(Stored records)

--- BEGIN ---

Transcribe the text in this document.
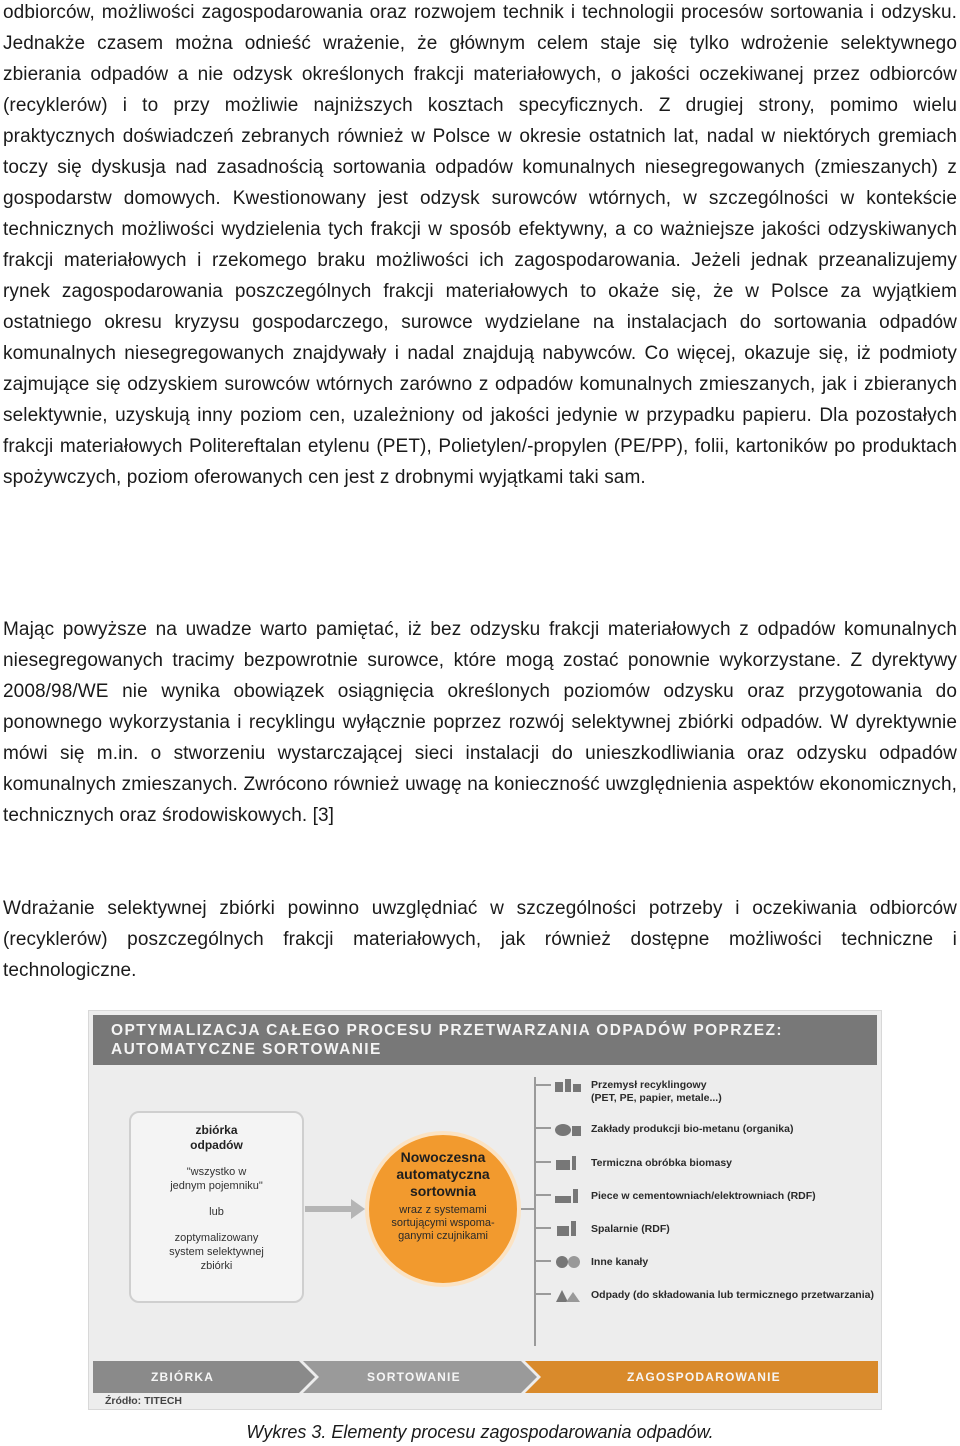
odbiorców, możliwości zagospodarowania oraz rozwojem technik i technologii procesów sortowania i odzysku. Jednakże czasem można odnieść wrażenie, że głównym celem staje się tylko wdrożenie selektywnego zbierania odpadów a nie odzysk określonych frakcji materiałowych, o jakości oczekiwanej przez odbiorców (recyklerów) i to przy możliwie najniższych kosztach specyficznych. Z drugiej strony, pomimo wielu praktycznych doświadczeń zebranych również w Polsce w okresie ostatnich lat, nadal w niektórych gremiach toczy się dyskusja nad zasadnością sortowania odpadów komunalnych niesegregowanych (zmieszanych) z gospodarstw domowych. Kwestionowany jest odzysk surowców wtórnych, w szczególności w kontekście technicznych możliwości wydzielenia tych frakcji w sposób efektywny, a co ważniejsze jakości odzyskiwanych frakcji materiałowych i rzekomego braku możliwości ich zagospodarowania. Jeżeli jednak przeanalizujemy rynek zagospodarowania poszczególnych frakcji materiałowych to okaże się, że w Polsce za wyjątkiem ostatniego okresu kryzysu gospodarczego, surowce wydzielane na instalacjach do sortowania odpadów komunalnych niesegregowanych znajdywały i nadal znajdują nabywców. Co więcej, okazuje się, iż podmioty zajmujące się odzyskiem surowców wtórnych zarówno z odpadów komunalnych zmieszanych, jak i zbieranych selektywnie, uzyskują inny poziom cen, uzależniony od jakości jedynie w przypadku papieru. Dla pozostałych frakcji materiałowych Politereftalan etylenu (PET), Polietylen/-propylen (PE/PP), folii, kartoników po produktach spożywczych, poziom oferowanych cen jest z drobnymi wyjątkami taki sam.

Mając powyższe na uwadze warto pamiętać, iż bez odzysku frakcji materiałowych z odpadów komunalnych niesegregowanych tracimy bezpowrotnie surowce, które mogą zostać ponownie wykorzystane. Z dyrektywy 2008/98/WE nie wynika obowiązek osiągnięcia określonych poziomów odzysku oraz przygotowania do ponownego wykorzystania i recyklingu wyłącznie poprzez rozwój selektywnej zbiórki odpadów. W dyrektywnie mówi się m.in. o stworzeniu wystarczającej sieci instalacji do unieszkodliwiania oraz odzysku odpadów komunalnych zmieszanych. Zwrócono również uwagę na konieczność uwzględnienia aspektów ekonomicznych, technicznych oraz środowiskowych. [3]

Wdrażanie selektywnej zbiórki powinno uwzględniać w szczególności potrzeby i oczekiwania odbiorców (recyklerów) poszczególnych frakcji materiałowych, jak również dostępne możliwości techniczne i technologiczne.

OPTYMALIZACJA CAŁEGO PROCESU PRZETWARZANIA ODPADÓW POPRZEZ:
AUTOMATYCZNE SORTOWANIE
zbiórka
odpadów
"wszystko w
jednym pojemniku"
lub
zoptymalizowany
system selektywnej
zbiórki
Nowoczesna
automatyczna
sortownia
wraz z systemami
sortującymi wspoma-
ganymi czujnikami
Przemysł recyklingowy
(PET, PE, papier, metale...)
Zakłady produkcji bio-metanu (organika)
Termiczna obróbka biomasy
Piece w cementowniach/elektrowniach (RDF)
Spalarnie (RDF)
Inne kanały
Odpady (do składowania lub termicznego przetwarzania)
ZBIÓRKA	SORTOWANIE	ZAGOSPODAROWANIE
Źródło: TITECH
Wykres 3. Elementy procesu zagospodarowania odpadów.
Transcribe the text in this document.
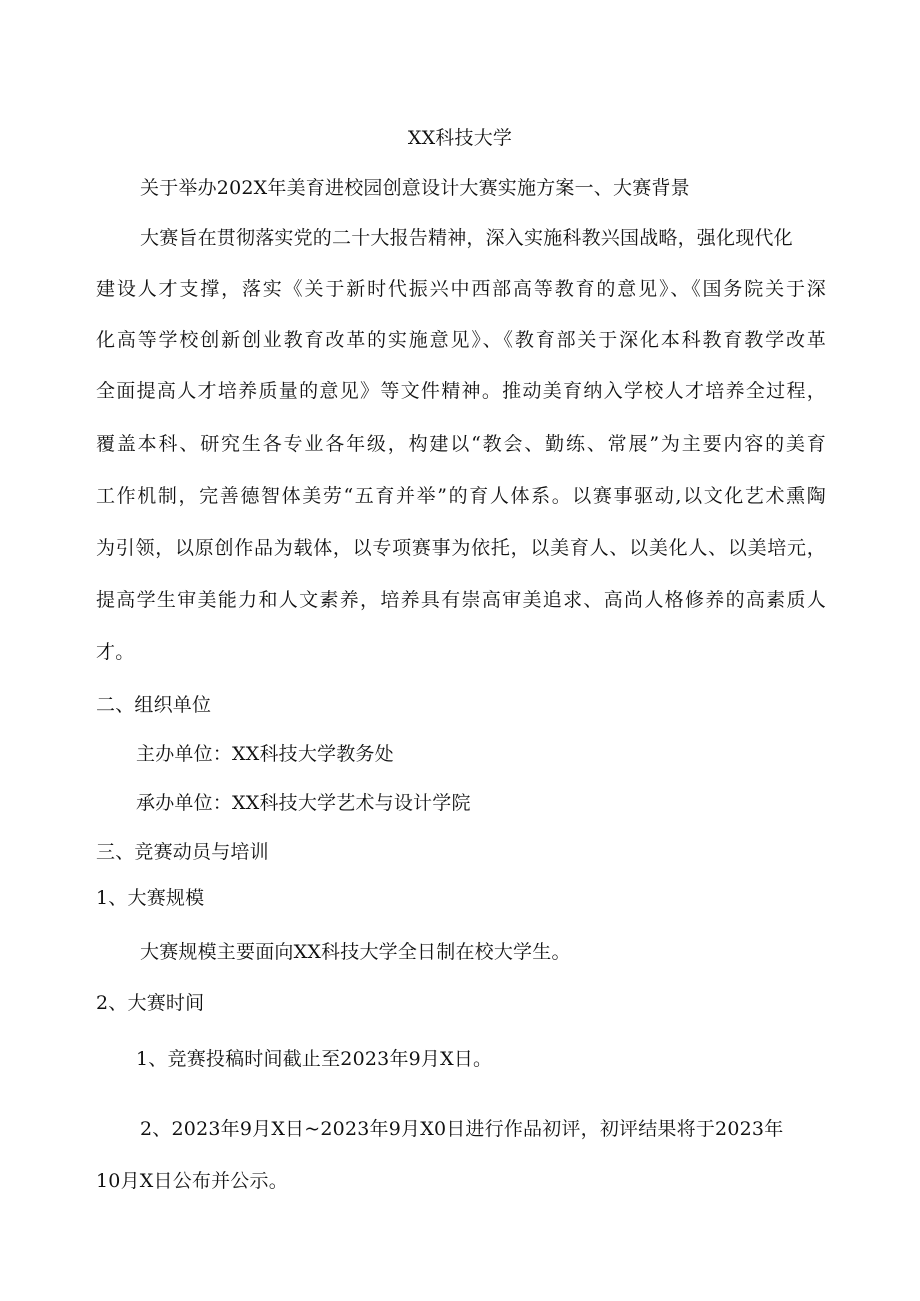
XX科技大学
关于举办202X年美育进校园创意设计大赛实施方案一、大赛背景
大赛旨在贯彻落实党的二十大报告精神，深入实施科教兴国战略，强化现代化
建设人才支撑，落实《关于新时代振兴中西部高等教育的意见》、《国务院关于深
化高等学校创新创业教育改革的实施意见》、《教育部关于深化本科教育教学改革
全面提高人才培养质量的意见》等文件精神。推动美育纳入学校人才培养全过程，
覆盖本科、研究生各专业各年级，构建以“教会、勤练、常展”为主要内容的美育
工作机制，完善德智体美劳“五育并举”的育人体系。以赛事驱动,以文化艺术熏陶
为引领，以原创作品为载体，以专项赛事为依托，以美育人、以美化人、以美培元，
提高学生审美能力和人文素养，培养具有崇高审美追求、高尚人格修养的高素质人
才。
二、组织单位
主办单位：XX科技大学教务处
承办单位：XX科技大学艺术与设计学院
三、竞赛动员与培训
1、大赛规模
大赛规模主要面向XX科技大学全日制在校大学生。
2、大赛时间
1、竞赛投稿时间截止至2023年9月X日。
2、2023年9月X日~2023年9月X0日进行作品初评，初评结果将于2023年
10月X日公布并公示。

--- END ---

Quote all the lines above exactly as given. Do not include the pictures.

Answer to the exercise ->
Transcribe the text in this document.
odbiorców, możliwości zagospodarowania oraz rozwojem technik i technologii procesów sortowania i odzysku. Jednakże czasem można odnieść wrażenie, że głównym celem staje się tylko wdrożenie selektywnego zbierania odpadów a nie odzysk określonych frakcji materiałowych, o jakości oczekiwanej przez odbiorców (recyklerów) i to przy możliwie najniższych kosztach specyficznych. Z drugiej strony, pomimo wielu praktycznych doświadczeń zebranych również w Polsce w okresie ostatnich lat, nadal w niektórych gremiach toczy się dyskusja nad zasadnością sortowania odpadów komunalnych niesegregowanych (zmieszanych) z gospodarstw domowych. Kwestionowany jest odzysk surowców wtórnych, w szczególności w kontekście technicznych możliwości wydzielenia tych frakcji w sposób efektywny, a co ważniejsze jakości odzyskiwanych frakcji materiałowych i rzekomego braku możliwości ich zagospodarowania. Jeżeli jednak przeanalizujemy rynek zagospodarowania poszczególnych frakcji materiałowych to okaże się, że w Polsce za wyjątkiem ostatniego okresu kryzysu gospodarczego, surowce wydzielane na instalacjach do sortowania odpadów komunalnych niesegregowanych znajdywały i nadal znajdują nabywców. Co więcej, okazuje się, iż podmioty zajmujące się odzyskiem surowców wtórnych zarówno z odpadów komunalnych zmieszanych, jak i zbieranych selektywnie, uzyskują inny poziom cen, uzależniony od jakości jedynie w przypadku papieru. Dla pozostałych frakcji materiałowych Politereftalan etylenu (PET), Polietylen/-propylen (PE/PP), folii, kartoników po produktach spożywczych, poziom oferowanych cen jest z drobnymi wyjątkami taki sam.

Mając powyższe na uwadze warto pamiętać, iż bez odzysku frakcji materiałowych z odpadów komunalnych niesegregowanych tracimy bezpowrotnie surowce, które mogą zostać ponownie wykorzystane. Z dyrektywy 2008/98/WE nie wynika obowiązek osiągnięcia określonych poziomów odzysku oraz przygotowania do ponownego wykorzystania i recyklingu wyłącznie poprzez rozwój selektywnej zbiórki odpadów. W dyrektywnie mówi się m.in. o stworzeniu wystarczającej sieci instalacji do unieszkodliwiania oraz odzysku odpadów komunalnych zmieszanych. Zwrócono również uwagę na konieczność uwzględnienia aspektów ekonomicznych, technicznych oraz środowiskowych. [3]

Wdrażanie selektywnej zbiórki powinno uwzględniać w szczególności potrzeby i oczekiwania odbiorców (recyklerów) poszczególnych frakcji materiałowych, jak również dostępne możliwości techniczne i technologiczne.

OPTYMALIZACJA CAŁEGO PROCESU PRZETWARZANIA ODPADÓW POPRZEZ:
AUTOMATYCZNE SORTOWANIE
zbiórka
odpadów
"wszystko w
jednym pojemniku"
lub
zoptymalizowany
system selektywnej
zbiórki
Nowoczesna
automatyczna
sortownia
wraz z systemami
sortującymi wspoma-
ganymi czujnikami
Przemysł recyklingowy
(PET, PE, papier, metale...)
Zakłady produkcji bio-metanu (organika)
Termiczna obróbka biomasy
Piece w cementowniach/elektrowniach (RDF)
Spalarnie (RDF)
Inne kanały
Odpady (do składowania lub termicznego przetwarzania)
ZBIÓRKA	SORTOWANIE	ZAGOSPODAROWANIE
Źródło: TITECH
Wykres 3. Elementy procesu zagospodarowania odpadów.
Transcribe the text in this document.
XX科技大学
关于举办202X年美育进校园创意设计大赛实施方案一、大赛背景
大赛旨在贯彻落实党的二十大报告精神，深入实施科教兴国战略，强化现代化
建设人才支撑，落实《关于新时代振兴中西部高等教育的意见》、《国务院关于深
化高等学校创新创业教育改革的实施意见》、《教育部关于深化本科教育教学改革
全面提高人才培养质量的意见》等文件精神。推动美育纳入学校人才培养全过程，
覆盖本科、研究生各专业各年级，构建以“教会、勤练、常展”为主要内容的美育
工作机制，完善德智体美劳“五育并举”的育人体系。以赛事驱动,以文化艺术熏陶
为引领，以原创作品为载体，以专项赛事为依托，以美育人、以美化人、以美培元，
提高学生审美能力和人文素养，培养具有崇高审美追求、高尚人格修养的高素质人
才。
二、组织单位
主办单位：XX科技大学教务处
承办单位：XX科技大学艺术与设计学院
三、竞赛动员与培训
1、大赛规模
大赛规模主要面向XX科技大学全日制在校大学生。
2、大赛时间
1、竞赛投稿时间截止至2023年9月X日。
2、2023年9月X日~2023年9月X0日进行作品初评，初评结果将于2023年
10月X日公布并公示。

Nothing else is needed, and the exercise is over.